[Given exercise]: Scan the lines below for the word "Blockchain". Copy each line you find it in.

[Supplied information]:

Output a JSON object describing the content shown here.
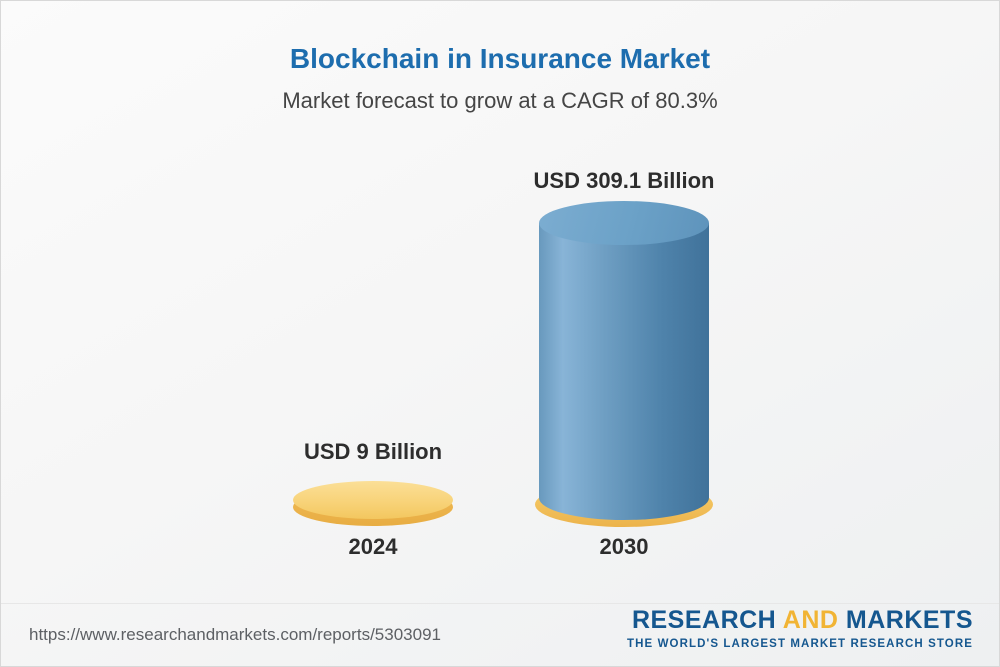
{
  "title": "Blockchain in Insurance Market",
  "subtitle": "Market forecast to grow at a CAGR of 80.3%",
  "chart_data": {
    "type": "bar",
    "style": "3d-cylinder",
    "title": "Blockchain in Insurance Market",
    "subtitle": "Market forecast to grow at a CAGR of 80.3%",
    "cagr_percent": 80.3,
    "categories": [
      "2024",
      "2030"
    ],
    "values": [
      9,
      309.1
    ],
    "unit": "USD Billion",
    "value_labels": [
      "USD 9 Billion",
      "USD 309.1 Billion"
    ],
    "ylim": [
      0,
      309.1
    ],
    "grid": false,
    "legend": false,
    "colors": {
      "bar_2024": "#F6CE6E",
      "bar_2030": "#4E86AE",
      "base_accent": "#F2C35C",
      "title_text": "#1D6DAE",
      "label_text": "#2D2D2D"
    }
  },
  "footer": {
    "url": "https://www.researchandmarkets.com/reports/5303091",
    "logo": {
      "research": "RESEARCH",
      "and": "AND",
      "markets": "MARKETS",
      "tagline": "THE WORLD'S LARGEST MARKET RESEARCH STORE",
      "blue": "#15578F",
      "gold": "#F1B434"
    }
  }
}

[Response]:
  "title": "Blockchain in Insurance Market",
    "title": "Blockchain in Insurance Market",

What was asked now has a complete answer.